>> START Data for processing
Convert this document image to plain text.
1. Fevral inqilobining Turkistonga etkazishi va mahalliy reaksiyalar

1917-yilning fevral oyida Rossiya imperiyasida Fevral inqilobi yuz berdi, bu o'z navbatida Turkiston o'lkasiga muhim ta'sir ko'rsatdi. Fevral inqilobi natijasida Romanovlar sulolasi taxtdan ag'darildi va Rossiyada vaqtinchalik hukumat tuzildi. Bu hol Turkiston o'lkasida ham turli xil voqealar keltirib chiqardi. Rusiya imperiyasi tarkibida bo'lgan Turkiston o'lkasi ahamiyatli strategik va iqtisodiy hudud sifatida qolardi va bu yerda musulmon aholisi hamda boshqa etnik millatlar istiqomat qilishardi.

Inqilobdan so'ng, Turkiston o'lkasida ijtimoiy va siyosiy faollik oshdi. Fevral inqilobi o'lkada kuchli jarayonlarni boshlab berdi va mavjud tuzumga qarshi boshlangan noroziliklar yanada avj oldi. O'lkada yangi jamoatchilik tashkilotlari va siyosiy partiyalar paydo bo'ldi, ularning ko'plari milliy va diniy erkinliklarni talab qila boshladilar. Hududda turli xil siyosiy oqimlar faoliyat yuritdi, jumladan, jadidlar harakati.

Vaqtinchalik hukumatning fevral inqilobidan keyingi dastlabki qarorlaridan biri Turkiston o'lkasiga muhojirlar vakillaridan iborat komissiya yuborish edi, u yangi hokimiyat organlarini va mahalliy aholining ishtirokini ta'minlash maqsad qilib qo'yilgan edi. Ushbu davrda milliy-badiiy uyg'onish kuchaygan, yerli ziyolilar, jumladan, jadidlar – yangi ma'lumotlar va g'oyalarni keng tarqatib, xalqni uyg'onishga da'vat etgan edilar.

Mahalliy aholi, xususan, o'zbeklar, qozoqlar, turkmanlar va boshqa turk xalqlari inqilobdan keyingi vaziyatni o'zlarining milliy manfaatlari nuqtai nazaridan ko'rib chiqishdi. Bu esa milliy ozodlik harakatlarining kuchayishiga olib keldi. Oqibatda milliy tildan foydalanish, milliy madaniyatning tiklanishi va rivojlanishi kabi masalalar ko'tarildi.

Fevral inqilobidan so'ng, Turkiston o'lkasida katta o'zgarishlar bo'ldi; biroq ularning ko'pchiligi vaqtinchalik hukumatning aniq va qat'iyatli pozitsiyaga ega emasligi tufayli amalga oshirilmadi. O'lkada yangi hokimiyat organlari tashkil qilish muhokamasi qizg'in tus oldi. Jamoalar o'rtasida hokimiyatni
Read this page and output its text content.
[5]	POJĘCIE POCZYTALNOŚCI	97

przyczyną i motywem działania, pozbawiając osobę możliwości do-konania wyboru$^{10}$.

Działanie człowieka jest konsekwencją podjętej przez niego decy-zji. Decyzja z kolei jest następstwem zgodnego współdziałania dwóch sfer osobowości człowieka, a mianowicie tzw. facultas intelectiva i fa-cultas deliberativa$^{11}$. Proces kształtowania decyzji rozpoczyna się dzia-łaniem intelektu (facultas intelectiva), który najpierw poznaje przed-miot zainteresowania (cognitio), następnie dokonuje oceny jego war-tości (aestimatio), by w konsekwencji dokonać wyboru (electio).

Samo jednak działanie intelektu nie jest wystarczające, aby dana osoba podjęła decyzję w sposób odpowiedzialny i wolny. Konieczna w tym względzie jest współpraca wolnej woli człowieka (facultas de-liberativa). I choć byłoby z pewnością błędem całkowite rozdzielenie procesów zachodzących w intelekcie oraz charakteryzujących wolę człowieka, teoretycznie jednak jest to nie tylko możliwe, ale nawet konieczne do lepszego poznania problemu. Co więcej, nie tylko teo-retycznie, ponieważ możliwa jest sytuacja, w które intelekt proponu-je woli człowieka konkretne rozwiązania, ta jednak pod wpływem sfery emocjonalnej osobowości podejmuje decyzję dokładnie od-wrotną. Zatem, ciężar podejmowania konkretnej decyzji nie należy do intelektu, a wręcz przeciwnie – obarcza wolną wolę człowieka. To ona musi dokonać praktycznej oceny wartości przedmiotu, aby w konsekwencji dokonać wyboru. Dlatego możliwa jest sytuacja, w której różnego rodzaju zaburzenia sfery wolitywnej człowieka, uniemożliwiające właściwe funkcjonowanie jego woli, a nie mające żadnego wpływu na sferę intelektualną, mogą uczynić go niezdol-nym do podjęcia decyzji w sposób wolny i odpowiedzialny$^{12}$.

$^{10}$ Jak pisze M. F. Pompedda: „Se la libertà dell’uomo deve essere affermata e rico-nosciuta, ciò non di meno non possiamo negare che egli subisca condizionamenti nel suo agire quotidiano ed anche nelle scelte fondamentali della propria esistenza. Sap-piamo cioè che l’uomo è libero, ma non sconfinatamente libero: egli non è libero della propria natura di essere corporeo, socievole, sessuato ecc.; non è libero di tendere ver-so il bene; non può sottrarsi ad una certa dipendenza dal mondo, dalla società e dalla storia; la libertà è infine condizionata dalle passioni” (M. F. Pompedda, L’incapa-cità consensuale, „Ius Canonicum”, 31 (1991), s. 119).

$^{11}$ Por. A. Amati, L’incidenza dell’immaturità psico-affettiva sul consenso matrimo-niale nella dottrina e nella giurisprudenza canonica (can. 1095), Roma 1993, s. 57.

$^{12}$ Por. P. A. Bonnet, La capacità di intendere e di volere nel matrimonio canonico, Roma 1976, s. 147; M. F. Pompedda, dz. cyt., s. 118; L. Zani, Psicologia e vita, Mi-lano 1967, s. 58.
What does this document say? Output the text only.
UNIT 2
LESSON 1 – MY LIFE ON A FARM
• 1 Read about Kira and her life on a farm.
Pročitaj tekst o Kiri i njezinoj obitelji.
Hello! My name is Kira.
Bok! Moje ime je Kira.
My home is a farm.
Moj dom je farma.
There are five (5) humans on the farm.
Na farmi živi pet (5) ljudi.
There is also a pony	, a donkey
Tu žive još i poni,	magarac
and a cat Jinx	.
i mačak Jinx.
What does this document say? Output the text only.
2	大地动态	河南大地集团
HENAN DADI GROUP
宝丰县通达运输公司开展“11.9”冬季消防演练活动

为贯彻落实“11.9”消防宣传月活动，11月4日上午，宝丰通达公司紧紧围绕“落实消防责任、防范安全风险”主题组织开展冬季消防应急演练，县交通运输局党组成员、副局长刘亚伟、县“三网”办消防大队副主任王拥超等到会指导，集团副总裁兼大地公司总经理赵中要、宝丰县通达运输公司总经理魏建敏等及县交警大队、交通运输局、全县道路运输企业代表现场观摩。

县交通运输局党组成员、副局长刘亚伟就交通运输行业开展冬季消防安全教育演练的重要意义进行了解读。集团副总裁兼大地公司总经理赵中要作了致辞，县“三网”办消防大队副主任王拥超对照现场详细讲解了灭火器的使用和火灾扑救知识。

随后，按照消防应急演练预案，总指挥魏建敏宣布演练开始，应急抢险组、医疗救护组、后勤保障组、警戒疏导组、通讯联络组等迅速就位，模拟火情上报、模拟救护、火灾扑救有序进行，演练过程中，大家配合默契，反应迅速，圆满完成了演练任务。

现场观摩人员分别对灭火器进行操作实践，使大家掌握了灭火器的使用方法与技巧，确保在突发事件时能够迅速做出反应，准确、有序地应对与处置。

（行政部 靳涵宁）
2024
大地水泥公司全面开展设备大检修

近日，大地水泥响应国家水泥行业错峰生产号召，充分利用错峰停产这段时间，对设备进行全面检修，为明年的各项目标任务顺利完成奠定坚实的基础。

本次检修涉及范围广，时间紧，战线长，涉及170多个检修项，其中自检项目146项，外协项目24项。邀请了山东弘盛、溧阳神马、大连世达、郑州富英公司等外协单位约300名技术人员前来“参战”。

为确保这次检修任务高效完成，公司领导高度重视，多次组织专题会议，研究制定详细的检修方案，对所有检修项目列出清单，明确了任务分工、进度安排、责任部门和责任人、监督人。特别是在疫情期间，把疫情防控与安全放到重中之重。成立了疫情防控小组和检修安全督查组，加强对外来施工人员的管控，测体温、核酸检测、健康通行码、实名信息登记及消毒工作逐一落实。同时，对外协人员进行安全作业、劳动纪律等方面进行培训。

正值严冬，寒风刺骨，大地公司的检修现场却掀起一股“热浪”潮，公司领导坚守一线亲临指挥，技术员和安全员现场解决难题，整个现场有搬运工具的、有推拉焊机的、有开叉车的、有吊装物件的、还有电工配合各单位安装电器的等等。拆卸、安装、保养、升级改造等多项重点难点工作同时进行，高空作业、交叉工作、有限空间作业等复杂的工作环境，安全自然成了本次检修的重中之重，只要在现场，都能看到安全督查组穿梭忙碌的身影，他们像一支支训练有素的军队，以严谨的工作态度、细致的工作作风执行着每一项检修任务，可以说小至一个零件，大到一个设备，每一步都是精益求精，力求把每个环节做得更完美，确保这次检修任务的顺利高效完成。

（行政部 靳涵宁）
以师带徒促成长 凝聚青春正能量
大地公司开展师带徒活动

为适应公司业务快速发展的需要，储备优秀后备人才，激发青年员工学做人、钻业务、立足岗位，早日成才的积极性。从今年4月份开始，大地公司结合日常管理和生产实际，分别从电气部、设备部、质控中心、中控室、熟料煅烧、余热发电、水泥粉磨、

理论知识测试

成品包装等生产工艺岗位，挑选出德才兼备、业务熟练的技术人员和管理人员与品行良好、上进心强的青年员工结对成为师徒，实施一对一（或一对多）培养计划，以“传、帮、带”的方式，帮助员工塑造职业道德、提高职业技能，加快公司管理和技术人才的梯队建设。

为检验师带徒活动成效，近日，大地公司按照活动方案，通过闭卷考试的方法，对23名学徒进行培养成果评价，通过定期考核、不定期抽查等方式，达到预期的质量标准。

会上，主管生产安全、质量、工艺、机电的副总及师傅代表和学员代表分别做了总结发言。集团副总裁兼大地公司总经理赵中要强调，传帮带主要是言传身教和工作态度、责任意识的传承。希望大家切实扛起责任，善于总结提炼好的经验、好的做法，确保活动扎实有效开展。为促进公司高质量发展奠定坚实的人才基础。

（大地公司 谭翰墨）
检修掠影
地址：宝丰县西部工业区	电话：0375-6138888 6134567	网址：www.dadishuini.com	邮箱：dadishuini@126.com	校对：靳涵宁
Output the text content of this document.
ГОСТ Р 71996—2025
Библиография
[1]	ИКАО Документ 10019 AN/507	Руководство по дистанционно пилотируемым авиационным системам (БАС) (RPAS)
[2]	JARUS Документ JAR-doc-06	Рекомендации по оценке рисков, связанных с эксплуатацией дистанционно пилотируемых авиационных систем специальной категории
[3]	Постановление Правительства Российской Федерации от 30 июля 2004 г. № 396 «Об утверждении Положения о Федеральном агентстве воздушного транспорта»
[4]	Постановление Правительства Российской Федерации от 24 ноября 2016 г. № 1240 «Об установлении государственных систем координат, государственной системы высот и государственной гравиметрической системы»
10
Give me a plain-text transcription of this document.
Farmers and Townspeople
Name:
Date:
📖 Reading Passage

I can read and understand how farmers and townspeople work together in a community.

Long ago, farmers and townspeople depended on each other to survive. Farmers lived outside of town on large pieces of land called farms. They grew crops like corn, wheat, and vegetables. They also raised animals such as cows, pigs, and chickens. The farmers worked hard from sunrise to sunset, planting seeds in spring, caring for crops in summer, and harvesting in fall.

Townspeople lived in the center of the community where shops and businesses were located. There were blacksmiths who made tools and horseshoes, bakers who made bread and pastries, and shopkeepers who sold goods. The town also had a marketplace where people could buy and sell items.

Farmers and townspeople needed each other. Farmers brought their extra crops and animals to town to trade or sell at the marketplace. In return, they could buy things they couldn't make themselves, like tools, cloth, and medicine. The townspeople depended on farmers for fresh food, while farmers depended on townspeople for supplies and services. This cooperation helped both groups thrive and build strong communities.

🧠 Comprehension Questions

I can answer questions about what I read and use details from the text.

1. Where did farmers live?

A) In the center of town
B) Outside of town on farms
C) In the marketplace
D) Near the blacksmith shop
>> END Data for processing
Problem details
In the records shown above, how many lines include the word "turli"? Answer with the number only.

Solution to the exercise
2